WORK TO COMPLETE:
Extract all lines in the data that contain the word "Pedestal".
── DATA SHOWN ──
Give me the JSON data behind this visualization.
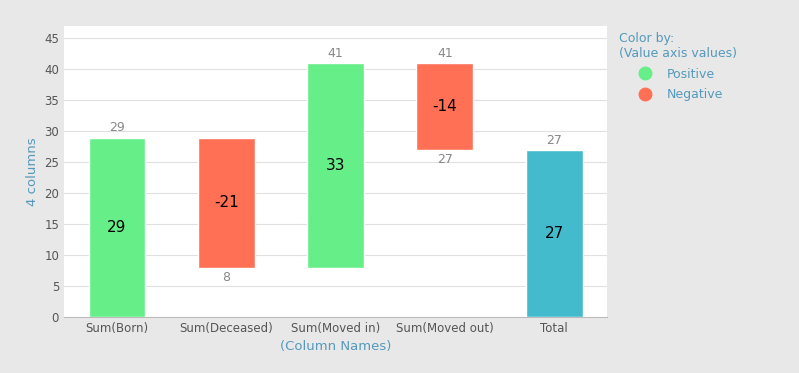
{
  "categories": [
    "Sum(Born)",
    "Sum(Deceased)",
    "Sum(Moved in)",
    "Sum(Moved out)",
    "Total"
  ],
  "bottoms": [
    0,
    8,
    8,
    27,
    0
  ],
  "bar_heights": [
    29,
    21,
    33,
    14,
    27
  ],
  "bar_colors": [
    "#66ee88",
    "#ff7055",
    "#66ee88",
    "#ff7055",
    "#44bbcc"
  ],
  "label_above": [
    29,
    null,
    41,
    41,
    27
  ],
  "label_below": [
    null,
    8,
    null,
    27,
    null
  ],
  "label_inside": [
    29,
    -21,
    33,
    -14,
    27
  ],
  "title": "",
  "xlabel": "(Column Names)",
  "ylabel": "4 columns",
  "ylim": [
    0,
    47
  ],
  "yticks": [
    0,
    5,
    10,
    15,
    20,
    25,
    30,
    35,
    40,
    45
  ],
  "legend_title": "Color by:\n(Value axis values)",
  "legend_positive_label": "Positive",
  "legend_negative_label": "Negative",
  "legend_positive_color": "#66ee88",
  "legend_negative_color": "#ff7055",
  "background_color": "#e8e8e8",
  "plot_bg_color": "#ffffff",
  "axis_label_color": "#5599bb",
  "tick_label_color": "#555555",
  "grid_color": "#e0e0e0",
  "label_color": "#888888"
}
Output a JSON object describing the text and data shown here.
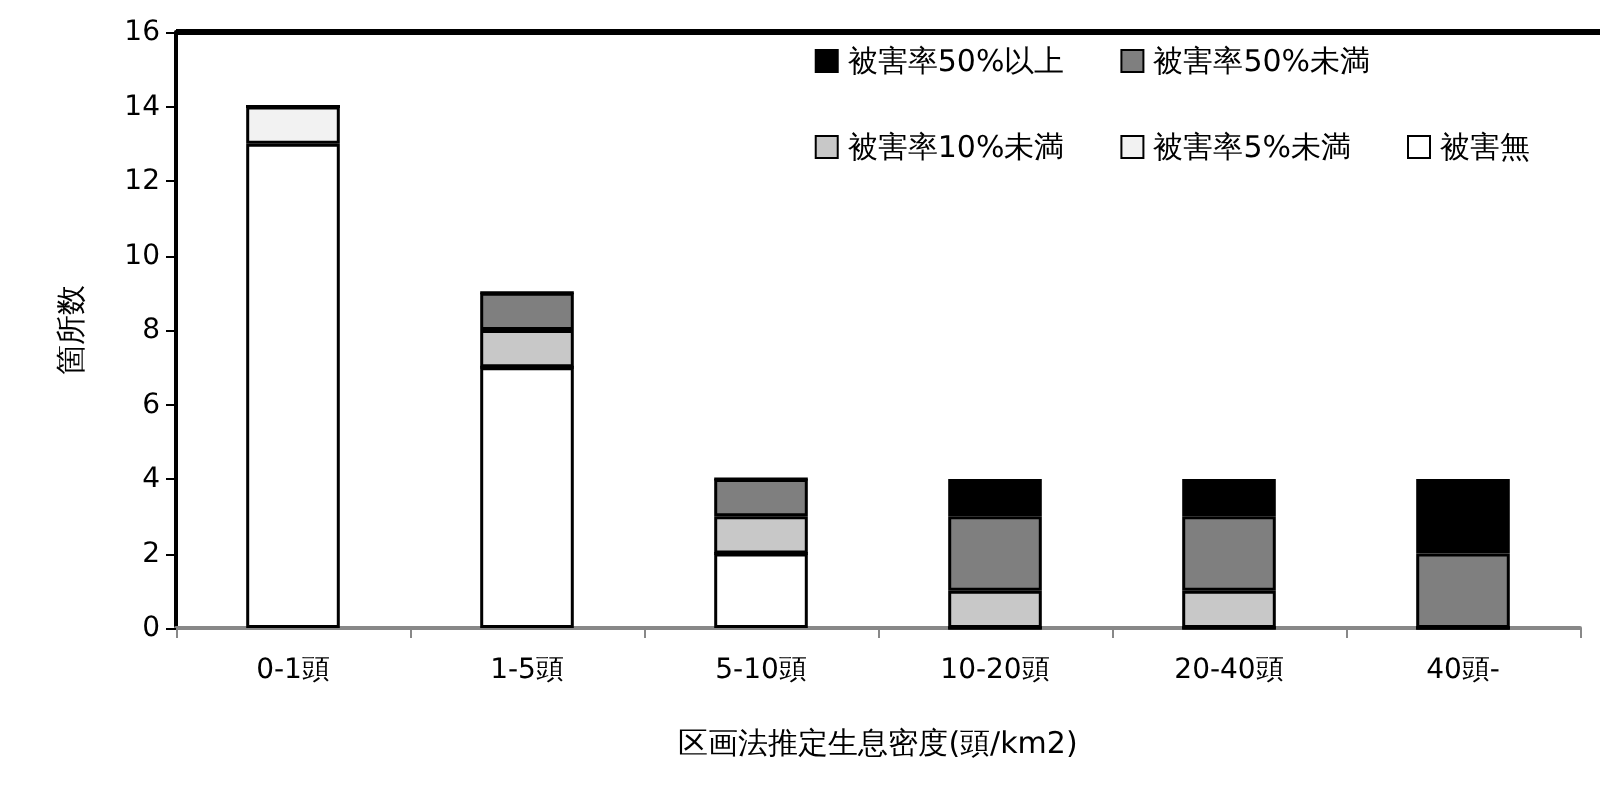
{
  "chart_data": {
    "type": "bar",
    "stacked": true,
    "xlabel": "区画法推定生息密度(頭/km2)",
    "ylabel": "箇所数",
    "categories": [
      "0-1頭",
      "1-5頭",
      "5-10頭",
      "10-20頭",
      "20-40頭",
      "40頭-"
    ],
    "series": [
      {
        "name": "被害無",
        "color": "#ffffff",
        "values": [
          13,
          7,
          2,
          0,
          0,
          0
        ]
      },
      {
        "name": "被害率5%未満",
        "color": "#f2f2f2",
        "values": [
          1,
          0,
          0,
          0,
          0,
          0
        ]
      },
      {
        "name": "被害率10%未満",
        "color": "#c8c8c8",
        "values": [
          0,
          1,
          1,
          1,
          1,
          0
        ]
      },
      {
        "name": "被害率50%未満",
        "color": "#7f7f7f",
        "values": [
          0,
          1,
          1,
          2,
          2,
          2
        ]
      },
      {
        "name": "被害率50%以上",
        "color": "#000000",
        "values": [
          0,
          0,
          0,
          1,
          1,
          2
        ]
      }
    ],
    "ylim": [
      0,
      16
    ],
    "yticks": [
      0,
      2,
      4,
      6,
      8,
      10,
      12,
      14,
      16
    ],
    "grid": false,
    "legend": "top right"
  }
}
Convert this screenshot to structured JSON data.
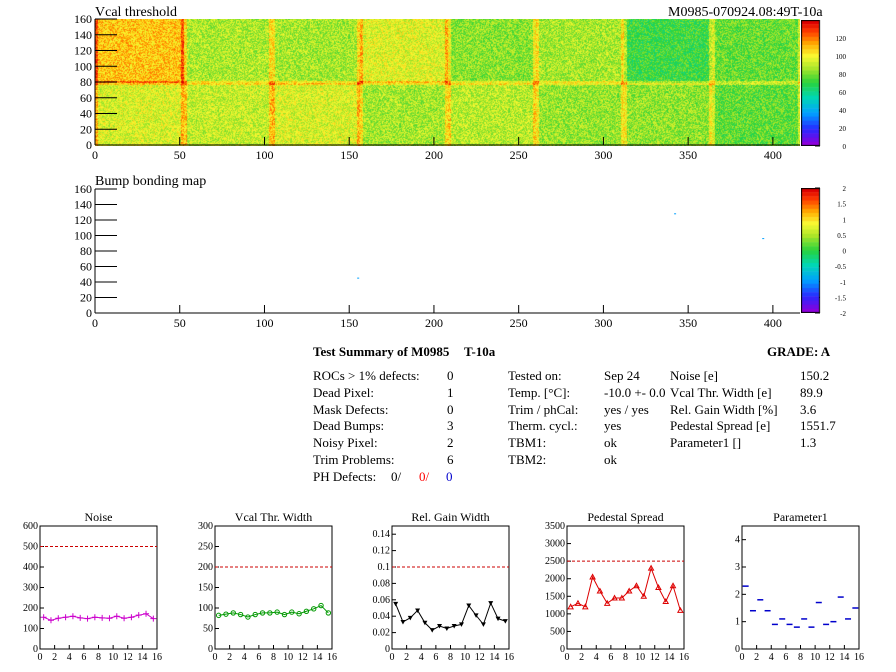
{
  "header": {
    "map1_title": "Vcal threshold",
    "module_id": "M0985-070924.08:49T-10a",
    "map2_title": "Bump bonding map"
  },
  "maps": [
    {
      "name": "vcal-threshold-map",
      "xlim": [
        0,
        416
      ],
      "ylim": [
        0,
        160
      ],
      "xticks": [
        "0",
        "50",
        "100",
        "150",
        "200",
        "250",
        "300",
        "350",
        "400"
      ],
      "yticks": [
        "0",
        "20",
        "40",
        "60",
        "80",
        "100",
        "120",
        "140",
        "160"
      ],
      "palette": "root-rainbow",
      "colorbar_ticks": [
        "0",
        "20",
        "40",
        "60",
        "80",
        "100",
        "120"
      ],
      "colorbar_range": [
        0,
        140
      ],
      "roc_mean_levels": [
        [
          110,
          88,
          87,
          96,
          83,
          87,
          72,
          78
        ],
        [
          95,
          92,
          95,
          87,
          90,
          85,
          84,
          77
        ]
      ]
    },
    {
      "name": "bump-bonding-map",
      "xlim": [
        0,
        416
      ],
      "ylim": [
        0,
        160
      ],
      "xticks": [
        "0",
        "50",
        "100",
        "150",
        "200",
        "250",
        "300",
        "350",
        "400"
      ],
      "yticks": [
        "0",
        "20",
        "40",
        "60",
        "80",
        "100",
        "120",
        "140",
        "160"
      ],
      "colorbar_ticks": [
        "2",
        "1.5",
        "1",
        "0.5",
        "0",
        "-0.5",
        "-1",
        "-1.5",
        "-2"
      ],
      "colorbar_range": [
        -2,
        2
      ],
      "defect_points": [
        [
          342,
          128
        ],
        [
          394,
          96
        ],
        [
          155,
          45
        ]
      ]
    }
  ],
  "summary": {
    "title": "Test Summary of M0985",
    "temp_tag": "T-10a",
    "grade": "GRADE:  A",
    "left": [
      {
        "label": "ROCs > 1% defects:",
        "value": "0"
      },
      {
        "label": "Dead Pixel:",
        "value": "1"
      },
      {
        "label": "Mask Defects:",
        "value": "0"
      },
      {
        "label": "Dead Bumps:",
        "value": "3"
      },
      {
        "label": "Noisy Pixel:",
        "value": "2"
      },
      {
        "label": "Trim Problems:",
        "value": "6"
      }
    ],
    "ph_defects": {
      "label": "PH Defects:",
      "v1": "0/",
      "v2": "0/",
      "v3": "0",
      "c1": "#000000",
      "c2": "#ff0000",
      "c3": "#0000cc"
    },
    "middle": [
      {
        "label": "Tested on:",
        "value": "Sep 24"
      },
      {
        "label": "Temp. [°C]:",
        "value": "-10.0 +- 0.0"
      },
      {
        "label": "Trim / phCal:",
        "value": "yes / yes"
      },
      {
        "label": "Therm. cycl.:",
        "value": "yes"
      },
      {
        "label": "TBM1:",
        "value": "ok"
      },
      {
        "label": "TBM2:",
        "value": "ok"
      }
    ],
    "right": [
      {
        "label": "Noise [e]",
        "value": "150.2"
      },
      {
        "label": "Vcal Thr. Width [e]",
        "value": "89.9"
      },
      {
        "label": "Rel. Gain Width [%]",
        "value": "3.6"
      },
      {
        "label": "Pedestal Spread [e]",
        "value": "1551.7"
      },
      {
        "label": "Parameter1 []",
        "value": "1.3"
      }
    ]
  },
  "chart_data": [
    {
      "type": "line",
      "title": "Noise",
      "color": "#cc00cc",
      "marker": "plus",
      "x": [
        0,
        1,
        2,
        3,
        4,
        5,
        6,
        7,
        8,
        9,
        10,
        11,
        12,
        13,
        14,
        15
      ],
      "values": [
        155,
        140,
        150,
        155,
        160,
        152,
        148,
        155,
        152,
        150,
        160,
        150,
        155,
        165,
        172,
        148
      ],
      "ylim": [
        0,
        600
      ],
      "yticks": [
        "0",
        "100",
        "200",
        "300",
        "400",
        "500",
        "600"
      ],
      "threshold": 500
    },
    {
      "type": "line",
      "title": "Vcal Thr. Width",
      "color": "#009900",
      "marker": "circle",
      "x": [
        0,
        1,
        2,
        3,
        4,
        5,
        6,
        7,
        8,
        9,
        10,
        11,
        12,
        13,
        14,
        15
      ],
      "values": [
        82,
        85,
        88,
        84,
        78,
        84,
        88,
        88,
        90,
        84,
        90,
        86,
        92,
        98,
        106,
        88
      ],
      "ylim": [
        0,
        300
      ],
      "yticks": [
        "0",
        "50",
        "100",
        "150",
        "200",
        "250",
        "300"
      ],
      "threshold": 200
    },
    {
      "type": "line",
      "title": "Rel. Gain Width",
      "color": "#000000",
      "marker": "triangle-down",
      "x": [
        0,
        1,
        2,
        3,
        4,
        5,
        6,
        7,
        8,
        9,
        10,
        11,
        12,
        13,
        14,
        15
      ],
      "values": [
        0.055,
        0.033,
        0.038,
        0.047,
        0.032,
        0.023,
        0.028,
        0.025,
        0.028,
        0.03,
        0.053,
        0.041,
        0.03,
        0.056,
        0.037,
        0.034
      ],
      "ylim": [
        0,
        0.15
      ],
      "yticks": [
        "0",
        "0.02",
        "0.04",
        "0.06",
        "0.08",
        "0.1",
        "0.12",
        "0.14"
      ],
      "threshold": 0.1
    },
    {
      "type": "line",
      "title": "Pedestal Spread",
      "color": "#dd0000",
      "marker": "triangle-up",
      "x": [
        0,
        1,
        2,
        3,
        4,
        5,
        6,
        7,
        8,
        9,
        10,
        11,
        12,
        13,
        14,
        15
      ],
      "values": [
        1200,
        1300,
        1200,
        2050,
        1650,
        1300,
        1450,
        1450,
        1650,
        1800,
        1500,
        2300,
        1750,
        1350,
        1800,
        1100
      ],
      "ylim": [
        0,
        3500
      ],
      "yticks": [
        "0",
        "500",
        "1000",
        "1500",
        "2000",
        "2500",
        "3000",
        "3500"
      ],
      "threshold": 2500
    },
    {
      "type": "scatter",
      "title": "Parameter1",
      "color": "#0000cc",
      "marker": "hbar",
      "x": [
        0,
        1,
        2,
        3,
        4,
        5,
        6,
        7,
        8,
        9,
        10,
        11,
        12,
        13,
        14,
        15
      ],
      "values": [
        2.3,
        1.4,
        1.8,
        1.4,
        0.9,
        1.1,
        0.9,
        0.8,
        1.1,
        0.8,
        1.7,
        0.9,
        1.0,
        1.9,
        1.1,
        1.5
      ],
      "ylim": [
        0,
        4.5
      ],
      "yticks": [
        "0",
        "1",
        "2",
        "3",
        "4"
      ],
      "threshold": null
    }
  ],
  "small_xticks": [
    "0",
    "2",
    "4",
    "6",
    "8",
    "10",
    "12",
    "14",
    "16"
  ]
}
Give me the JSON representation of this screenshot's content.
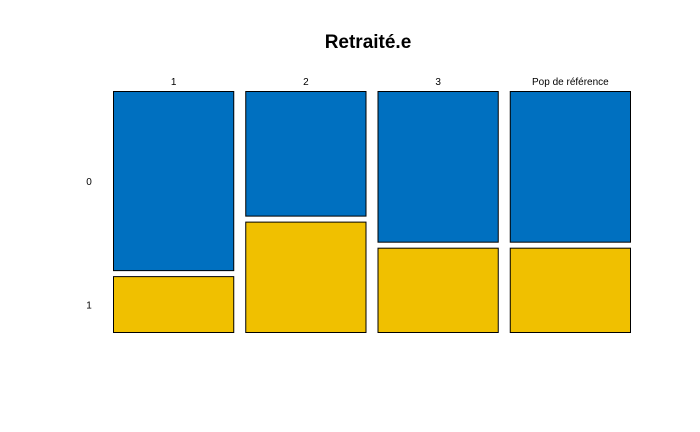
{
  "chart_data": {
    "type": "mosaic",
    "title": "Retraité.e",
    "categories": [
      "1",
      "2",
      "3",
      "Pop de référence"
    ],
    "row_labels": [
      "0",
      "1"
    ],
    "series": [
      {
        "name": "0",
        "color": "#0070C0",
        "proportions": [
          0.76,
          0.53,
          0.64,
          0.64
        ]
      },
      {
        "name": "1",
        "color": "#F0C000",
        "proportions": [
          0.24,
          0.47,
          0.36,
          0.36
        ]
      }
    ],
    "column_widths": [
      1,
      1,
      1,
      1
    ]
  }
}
───
IN RESPONSE:
        "label": "Pedestal Spread [e]",
      "title": "Pedestal Spread",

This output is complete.